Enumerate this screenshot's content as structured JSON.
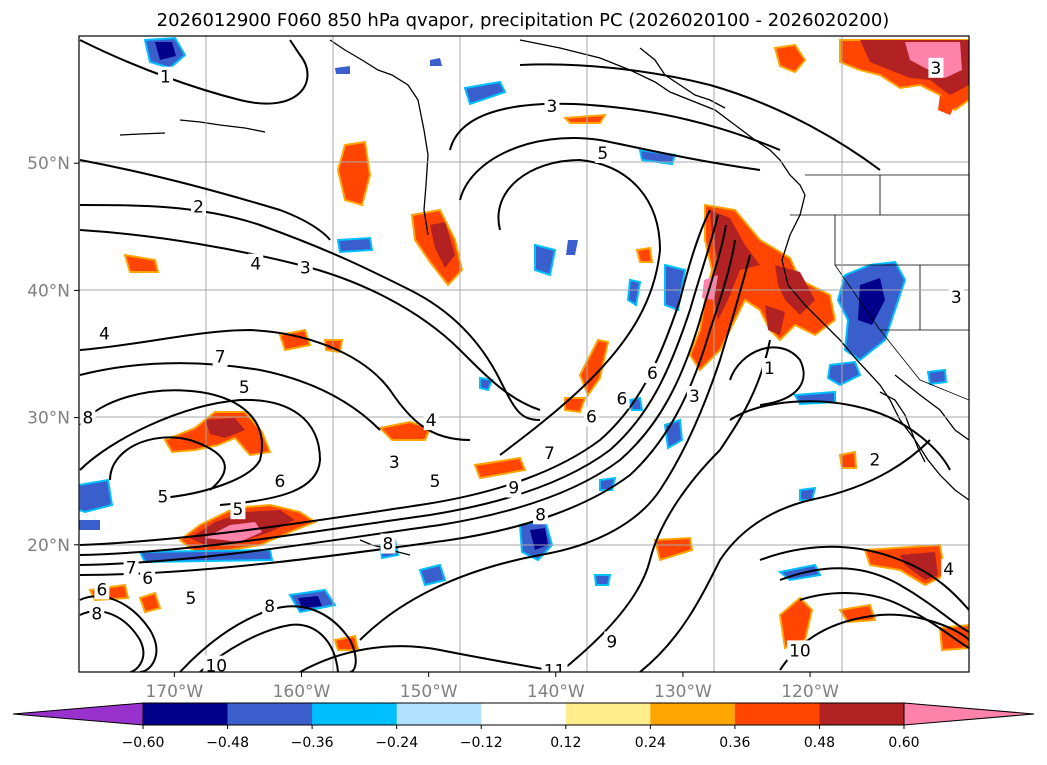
{
  "title": "2026012900 F060 850 hPa qvapor, precipitation PC (2026020100 - 2026020200)",
  "map": {
    "lon_range": [
      -177.5,
      -107.5
    ],
    "lat_range": [
      10,
      60
    ],
    "lat_ticks": [
      {
        "value": 20,
        "label": "20°N"
      },
      {
        "value": 30,
        "label": "30°N"
      },
      {
        "value": 40,
        "label": "40°N"
      },
      {
        "value": 50,
        "label": "50°N"
      }
    ],
    "lon_ticks": [
      {
        "value": -170,
        "label": "170°W"
      },
      {
        "value": -160,
        "label": "160°W"
      },
      {
        "value": -150,
        "label": "150°W"
      },
      {
        "value": -140,
        "label": "140°W"
      },
      {
        "value": -130,
        "label": "130°W"
      },
      {
        "value": -120,
        "label": "120°W"
      }
    ],
    "grid": true
  },
  "colorbar": {
    "levels": [
      "-0.60",
      "-0.48",
      "-0.36",
      "-0.24",
      "-0.12",
      "0.12",
      "0.24",
      "0.36",
      "0.48",
      "0.60"
    ],
    "colors": [
      "#9932cc",
      "#00008b",
      "#3a5fcd",
      "#00bfff",
      "#b0e2ff",
      "#ffffff",
      "#ffec8b",
      "#ffa500",
      "#ff4500",
      "#b22222",
      "#ff82ab"
    ],
    "extend": "both"
  },
  "contour_labels": [
    {
      "text": "1",
      "lon": -170.7,
      "lat": 56.8
    },
    {
      "text": "3",
      "lon": -110.1,
      "lat": 57.5
    },
    {
      "text": "3",
      "lon": -140.3,
      "lat": 54.5
    },
    {
      "text": "5",
      "lon": -136.3,
      "lat": 50.8
    },
    {
      "text": "2",
      "lon": -168.1,
      "lat": 46.6
    },
    {
      "text": "4",
      "lon": -163.6,
      "lat": 42.1
    },
    {
      "text": "3",
      "lon": -159.7,
      "lat": 41.8
    },
    {
      "text": "4",
      "lon": -175.5,
      "lat": 36.6
    },
    {
      "text": "7",
      "lon": -166.4,
      "lat": 34.8
    },
    {
      "text": "5",
      "lon": -164.5,
      "lat": 32.4
    },
    {
      "text": "8",
      "lon": -176.8,
      "lat": 30.0
    },
    {
      "text": "4",
      "lon": -149.8,
      "lat": 29.8
    },
    {
      "text": "6",
      "lon": -137.2,
      "lat": 30.1
    },
    {
      "text": "6",
      "lon": -134.8,
      "lat": 31.5
    },
    {
      "text": "6",
      "lon": -132.4,
      "lat": 33.5
    },
    {
      "text": "3",
      "lon": -129.1,
      "lat": 31.7
    },
    {
      "text": "1",
      "lon": -123.2,
      "lat": 33.9
    },
    {
      "text": "3",
      "lon": -152.7,
      "lat": 26.5
    },
    {
      "text": "5",
      "lon": -149.5,
      "lat": 25.0
    },
    {
      "text": "7",
      "lon": -140.5,
      "lat": 27.2
    },
    {
      "text": "9",
      "lon": -143.3,
      "lat": 24.5
    },
    {
      "text": "2",
      "lon": -114.9,
      "lat": 26.7
    },
    {
      "text": "5",
      "lon": -170.9,
      "lat": 23.8
    },
    {
      "text": "6",
      "lon": -161.7,
      "lat": 25.0
    },
    {
      "text": "5",
      "lon": -165.0,
      "lat": 22.8
    },
    {
      "text": "8",
      "lon": -141.2,
      "lat": 22.4
    },
    {
      "text": "8",
      "lon": -153.2,
      "lat": 20.1
    },
    {
      "text": "7",
      "lon": -173.4,
      "lat": 18.2
    },
    {
      "text": "6",
      "lon": -172.1,
      "lat": 17.4
    },
    {
      "text": "6",
      "lon": -175.7,
      "lat": 16.5
    },
    {
      "text": "8",
      "lon": -176.1,
      "lat": 14.6
    },
    {
      "text": "5",
      "lon": -168.7,
      "lat": 15.8
    },
    {
      "text": "8",
      "lon": -162.5,
      "lat": 15.2
    },
    {
      "text": "9",
      "lon": -135.6,
      "lat": 12.4
    },
    {
      "text": "10",
      "lon": -120.8,
      "lat": 11.7
    },
    {
      "text": "10",
      "lon": -166.7,
      "lat": 10.5
    },
    {
      "text": "11",
      "lon": -140.1,
      "lat": 10.1
    },
    {
      "text": "4",
      "lon": -109.1,
      "lat": 18.1
    },
    {
      "text": "3",
      "lon": -108.5,
      "lat": 39.5
    }
  ]
}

The exercise => How many of these lines contain "value"? Write only the number.

Written solution => 10